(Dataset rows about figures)

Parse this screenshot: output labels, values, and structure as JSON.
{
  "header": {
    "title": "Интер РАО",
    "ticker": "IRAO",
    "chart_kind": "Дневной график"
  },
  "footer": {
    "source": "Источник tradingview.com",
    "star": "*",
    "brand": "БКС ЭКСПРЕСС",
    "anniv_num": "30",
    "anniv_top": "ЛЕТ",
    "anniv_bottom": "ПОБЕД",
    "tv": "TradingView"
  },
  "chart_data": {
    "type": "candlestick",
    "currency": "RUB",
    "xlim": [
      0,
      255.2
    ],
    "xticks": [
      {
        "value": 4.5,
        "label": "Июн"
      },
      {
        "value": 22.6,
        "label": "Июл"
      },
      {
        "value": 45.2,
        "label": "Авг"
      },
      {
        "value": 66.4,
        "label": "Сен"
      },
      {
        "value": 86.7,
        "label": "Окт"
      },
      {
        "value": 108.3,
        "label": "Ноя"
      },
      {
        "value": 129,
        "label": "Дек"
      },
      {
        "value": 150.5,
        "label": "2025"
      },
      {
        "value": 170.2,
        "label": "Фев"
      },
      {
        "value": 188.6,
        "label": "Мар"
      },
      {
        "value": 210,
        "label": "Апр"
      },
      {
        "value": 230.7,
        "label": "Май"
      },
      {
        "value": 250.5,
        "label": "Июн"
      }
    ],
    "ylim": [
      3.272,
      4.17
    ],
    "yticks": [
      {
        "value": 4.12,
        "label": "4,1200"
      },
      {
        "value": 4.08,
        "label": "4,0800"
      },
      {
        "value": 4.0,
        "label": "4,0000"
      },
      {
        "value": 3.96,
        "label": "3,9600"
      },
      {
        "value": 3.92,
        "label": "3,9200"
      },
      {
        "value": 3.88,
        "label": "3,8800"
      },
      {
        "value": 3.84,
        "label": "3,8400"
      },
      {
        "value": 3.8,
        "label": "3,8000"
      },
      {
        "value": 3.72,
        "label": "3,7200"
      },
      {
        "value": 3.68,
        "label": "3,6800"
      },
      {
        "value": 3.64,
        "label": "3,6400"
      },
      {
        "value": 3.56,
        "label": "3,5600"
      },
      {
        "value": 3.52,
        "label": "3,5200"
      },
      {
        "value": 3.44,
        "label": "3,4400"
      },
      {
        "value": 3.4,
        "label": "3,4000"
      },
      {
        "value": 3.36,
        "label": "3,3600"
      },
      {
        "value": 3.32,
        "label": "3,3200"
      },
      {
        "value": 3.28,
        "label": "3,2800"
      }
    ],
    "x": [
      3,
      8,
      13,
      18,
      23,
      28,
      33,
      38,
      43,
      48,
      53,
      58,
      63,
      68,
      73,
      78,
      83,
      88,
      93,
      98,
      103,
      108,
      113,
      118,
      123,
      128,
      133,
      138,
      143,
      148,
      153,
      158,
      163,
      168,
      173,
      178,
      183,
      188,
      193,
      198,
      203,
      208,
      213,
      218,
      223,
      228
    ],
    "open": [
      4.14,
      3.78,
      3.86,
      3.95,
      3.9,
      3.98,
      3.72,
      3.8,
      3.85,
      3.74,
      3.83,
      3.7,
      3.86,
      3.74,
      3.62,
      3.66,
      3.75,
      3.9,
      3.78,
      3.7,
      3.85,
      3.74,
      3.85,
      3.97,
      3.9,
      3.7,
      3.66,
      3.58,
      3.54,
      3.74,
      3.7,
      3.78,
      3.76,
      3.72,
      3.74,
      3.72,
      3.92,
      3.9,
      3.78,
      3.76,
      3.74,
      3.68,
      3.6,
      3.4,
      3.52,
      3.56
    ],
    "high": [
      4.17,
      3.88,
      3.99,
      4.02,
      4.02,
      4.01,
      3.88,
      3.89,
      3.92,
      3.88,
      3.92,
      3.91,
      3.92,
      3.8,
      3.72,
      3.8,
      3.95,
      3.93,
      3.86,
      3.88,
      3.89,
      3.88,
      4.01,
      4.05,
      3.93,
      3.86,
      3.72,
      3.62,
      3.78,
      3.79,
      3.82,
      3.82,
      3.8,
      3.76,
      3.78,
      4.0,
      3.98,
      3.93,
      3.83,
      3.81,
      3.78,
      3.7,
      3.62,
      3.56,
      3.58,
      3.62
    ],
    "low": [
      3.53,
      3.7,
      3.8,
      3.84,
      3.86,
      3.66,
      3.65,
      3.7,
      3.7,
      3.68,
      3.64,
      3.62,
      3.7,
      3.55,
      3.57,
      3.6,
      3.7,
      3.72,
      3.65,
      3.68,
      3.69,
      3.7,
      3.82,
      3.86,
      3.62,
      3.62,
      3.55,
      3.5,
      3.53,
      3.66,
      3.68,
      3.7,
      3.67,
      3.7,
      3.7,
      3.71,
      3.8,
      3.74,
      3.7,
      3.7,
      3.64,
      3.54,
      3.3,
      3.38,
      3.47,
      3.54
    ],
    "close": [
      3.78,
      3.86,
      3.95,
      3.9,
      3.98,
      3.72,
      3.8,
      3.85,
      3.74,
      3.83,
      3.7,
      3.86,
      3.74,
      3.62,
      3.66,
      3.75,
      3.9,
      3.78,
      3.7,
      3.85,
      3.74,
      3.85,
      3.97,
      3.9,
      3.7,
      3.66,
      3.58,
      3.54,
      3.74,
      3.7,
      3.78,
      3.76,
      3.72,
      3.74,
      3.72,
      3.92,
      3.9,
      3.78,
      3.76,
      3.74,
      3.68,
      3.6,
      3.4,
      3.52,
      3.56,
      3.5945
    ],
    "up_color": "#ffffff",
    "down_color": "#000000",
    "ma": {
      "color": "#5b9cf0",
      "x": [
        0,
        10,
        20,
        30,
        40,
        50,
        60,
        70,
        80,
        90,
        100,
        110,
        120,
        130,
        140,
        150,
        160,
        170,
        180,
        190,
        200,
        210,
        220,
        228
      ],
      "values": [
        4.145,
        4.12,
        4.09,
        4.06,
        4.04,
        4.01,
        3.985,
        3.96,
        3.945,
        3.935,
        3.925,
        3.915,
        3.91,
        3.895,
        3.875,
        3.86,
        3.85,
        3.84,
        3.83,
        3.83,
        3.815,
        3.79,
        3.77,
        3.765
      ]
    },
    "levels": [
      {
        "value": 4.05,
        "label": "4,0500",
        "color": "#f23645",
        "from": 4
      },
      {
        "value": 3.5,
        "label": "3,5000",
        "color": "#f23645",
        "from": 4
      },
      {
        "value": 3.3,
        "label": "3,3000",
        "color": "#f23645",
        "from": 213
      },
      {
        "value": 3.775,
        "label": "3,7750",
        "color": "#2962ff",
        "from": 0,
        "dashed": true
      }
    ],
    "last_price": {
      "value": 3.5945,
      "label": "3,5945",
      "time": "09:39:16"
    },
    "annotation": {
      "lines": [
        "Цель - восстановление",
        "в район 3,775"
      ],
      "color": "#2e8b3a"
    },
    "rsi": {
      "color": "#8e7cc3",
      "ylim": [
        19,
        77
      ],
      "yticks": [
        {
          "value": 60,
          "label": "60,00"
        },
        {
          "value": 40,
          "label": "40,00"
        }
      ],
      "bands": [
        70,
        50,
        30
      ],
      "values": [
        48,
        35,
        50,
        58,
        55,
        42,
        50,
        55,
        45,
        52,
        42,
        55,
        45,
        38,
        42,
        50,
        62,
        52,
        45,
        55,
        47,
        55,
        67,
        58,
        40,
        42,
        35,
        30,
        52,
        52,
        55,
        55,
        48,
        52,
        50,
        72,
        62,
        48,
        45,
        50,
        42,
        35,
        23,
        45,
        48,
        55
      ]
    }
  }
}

● **What the task requires**
All of the data must be returned exactly.

● **Reply to the task**
Parse this screenshot: output labels, values, and structure as JSON.
{
  "header": {
    "title": "Интер РАО",
    "ticker": "IRAO",
    "chart_kind": "Дневной график"
  },
  "footer": {
    "source": "Источник tradingview.com",
    "star": "*",
    "brand": "БКС ЭКСПРЕСС",
    "anniv_num": "30",
    "anniv_top": "ЛЕТ",
    "anniv_bottom": "ПОБЕД",
    "tv": "TradingView"
  },
  "chart_data": {
    "type": "candlestick",
    "currency": "RUB",
    "xlim": [
      0,
      255.2
    ],
    "xticks": [
      {
        "value": 4.5,
        "label": "Июн"
      },
      {
        "value": 22.6,
        "label": "Июл"
      },
      {
        "value": 45.2,
        "label": "Авг"
      },
      {
        "value": 66.4,
        "label": "Сен"
      },
      {
        "value": 86.7,
        "label": "Окт"
      },
      {
        "value": 108.3,
        "label": "Ноя"
      },
      {
        "value": 129,
        "label": "Дек"
      },
      {
        "value": 150.5,
        "label": "2025"
      },
      {
        "value": 170.2,
        "label": "Фев"
      },
      {
        "value": 188.6,
        "label": "Мар"
      },
      {
        "value": 210,
        "label": "Апр"
      },
      {
        "value": 230.7,
        "label": "Май"
      },
      {
        "value": 250.5,
        "label": "Июн"
      }
    ],
    "ylim": [
      3.272,
      4.17
    ],
    "yticks": [
      {
        "value": 4.12,
        "label": "4,1200"
      },
      {
        "value": 4.08,
        "label": "4,0800"
      },
      {
        "value": 4.0,
        "label": "4,0000"
      },
      {
        "value": 3.96,
        "label": "3,9600"
      },
      {
        "value": 3.92,
        "label": "3,9200"
      },
      {
        "value": 3.88,
        "label": "3,8800"
      },
      {
        "value": 3.84,
        "label": "3,8400"
      },
      {
        "value": 3.8,
        "label": "3,8000"
      },
      {
        "value": 3.72,
        "label": "3,7200"
      },
      {
        "value": 3.68,
        "label": "3,6800"
      },
      {
        "value": 3.64,
        "label": "3,6400"
      },
      {
        "value": 3.56,
        "label": "3,5600"
      },
      {
        "value": 3.52,
        "label": "3,5200"
      },
      {
        "value": 3.44,
        "label": "3,4400"
      },
      {
        "value": 3.4,
        "label": "3,4000"
      },
      {
        "value": 3.36,
        "label": "3,3600"
      },
      {
        "value": 3.32,
        "label": "3,3200"
      },
      {
        "value": 3.28,
        "label": "3,2800"
      }
    ],
    "x": [
      3,
      8,
      13,
      18,
      23,
      28,
      33,
      38,
      43,
      48,
      53,
      58,
      63,
      68,
      73,
      78,
      83,
      88,
      93,
      98,
      103,
      108,
      113,
      118,
      123,
      128,
      133,
      138,
      143,
      148,
      153,
      158,
      163,
      168,
      173,
      178,
      183,
      188,
      193,
      198,
      203,
      208,
      213,
      218,
      223,
      228
    ],
    "open": [
      4.14,
      3.78,
      3.86,
      3.95,
      3.9,
      3.98,
      3.72,
      3.8,
      3.85,
      3.74,
      3.83,
      3.7,
      3.86,
      3.74,
      3.62,
      3.66,
      3.75,
      3.9,
      3.78,
      3.7,
      3.85,
      3.74,
      3.85,
      3.97,
      3.9,
      3.7,
      3.66,
      3.58,
      3.54,
      3.74,
      3.7,
      3.78,
      3.76,
      3.72,
      3.74,
      3.72,
      3.92,
      3.9,
      3.78,
      3.76,
      3.74,
      3.68,
      3.6,
      3.4,
      3.52,
      3.56
    ],
    "high": [
      4.17,
      3.88,
      3.99,
      4.02,
      4.02,
      4.01,
      3.88,
      3.89,
      3.92,
      3.88,
      3.92,
      3.91,
      3.92,
      3.8,
      3.72,
      3.8,
      3.95,
      3.93,
      3.86,
      3.88,
      3.89,
      3.88,
      4.01,
      4.05,
      3.93,
      3.86,
      3.72,
      3.62,
      3.78,
      3.79,
      3.82,
      3.82,
      3.8,
      3.76,
      3.78,
      4.0,
      3.98,
      3.93,
      3.83,
      3.81,
      3.78,
      3.7,
      3.62,
      3.56,
      3.58,
      3.62
    ],
    "low": [
      3.53,
      3.7,
      3.8,
      3.84,
      3.86,
      3.66,
      3.65,
      3.7,
      3.7,
      3.68,
      3.64,
      3.62,
      3.7,
      3.55,
      3.57,
      3.6,
      3.7,
      3.72,
      3.65,
      3.68,
      3.69,
      3.7,
      3.82,
      3.86,
      3.62,
      3.62,
      3.55,
      3.5,
      3.53,
      3.66,
      3.68,
      3.7,
      3.67,
      3.7,
      3.7,
      3.71,
      3.8,
      3.74,
      3.7,
      3.7,
      3.64,
      3.54,
      3.3,
      3.38,
      3.47,
      3.54
    ],
    "close": [
      3.78,
      3.86,
      3.95,
      3.9,
      3.98,
      3.72,
      3.8,
      3.85,
      3.74,
      3.83,
      3.7,
      3.86,
      3.74,
      3.62,
      3.66,
      3.75,
      3.9,
      3.78,
      3.7,
      3.85,
      3.74,
      3.85,
      3.97,
      3.9,
      3.7,
      3.66,
      3.58,
      3.54,
      3.74,
      3.7,
      3.78,
      3.76,
      3.72,
      3.74,
      3.72,
      3.92,
      3.9,
      3.78,
      3.76,
      3.74,
      3.68,
      3.6,
      3.4,
      3.52,
      3.56,
      3.5945
    ],
    "up_color": "#ffffff",
    "down_color": "#000000",
    "ma": {
      "color": "#5b9cf0",
      "x": [
        0,
        10,
        20,
        30,
        40,
        50,
        60,
        70,
        80,
        90,
        100,
        110,
        120,
        130,
        140,
        150,
        160,
        170,
        180,
        190,
        200,
        210,
        220,
        228
      ],
      "values": [
        4.145,
        4.12,
        4.09,
        4.06,
        4.04,
        4.01,
        3.985,
        3.96,
        3.945,
        3.935,
        3.925,
        3.915,
        3.91,
        3.895,
        3.875,
        3.86,
        3.85,
        3.84,
        3.83,
        3.83,
        3.815,
        3.79,
        3.77,
        3.765
      ]
    },
    "levels": [
      {
        "value": 4.05,
        "label": "4,0500",
        "color": "#f23645",
        "from": 4
      },
      {
        "value": 3.5,
        "label": "3,5000",
        "color": "#f23645",
        "from": 4
      },
      {
        "value": 3.3,
        "label": "3,3000",
        "color": "#f23645",
        "from": 213
      },
      {
        "value": 3.775,
        "label": "3,7750",
        "color": "#2962ff",
        "from": 0,
        "dashed": true
      }
    ],
    "last_price": {
      "value": 3.5945,
      "label": "3,5945",
      "time": "09:39:16"
    },
    "annotation": {
      "lines": [
        "Цель - восстановление",
        "в район 3,775"
      ],
      "color": "#2e8b3a"
    },
    "rsi": {
      "color": "#8e7cc3",
      "ylim": [
        19,
        77
      ],
      "yticks": [
        {
          "value": 60,
          "label": "60,00"
        },
        {
          "value": 40,
          "label": "40,00"
        }
      ],
      "bands": [
        70,
        50,
        30
      ],
      "values": [
        48,
        35,
        50,
        58,
        55,
        42,
        50,
        55,
        45,
        52,
        42,
        55,
        45,
        38,
        42,
        50,
        62,
        52,
        45,
        55,
        47,
        55,
        67,
        58,
        40,
        42,
        35,
        30,
        52,
        52,
        55,
        55,
        48,
        52,
        50,
        72,
        62,
        48,
        45,
        50,
        42,
        35,
        23,
        45,
        48,
        55
      ]
    }
  }
}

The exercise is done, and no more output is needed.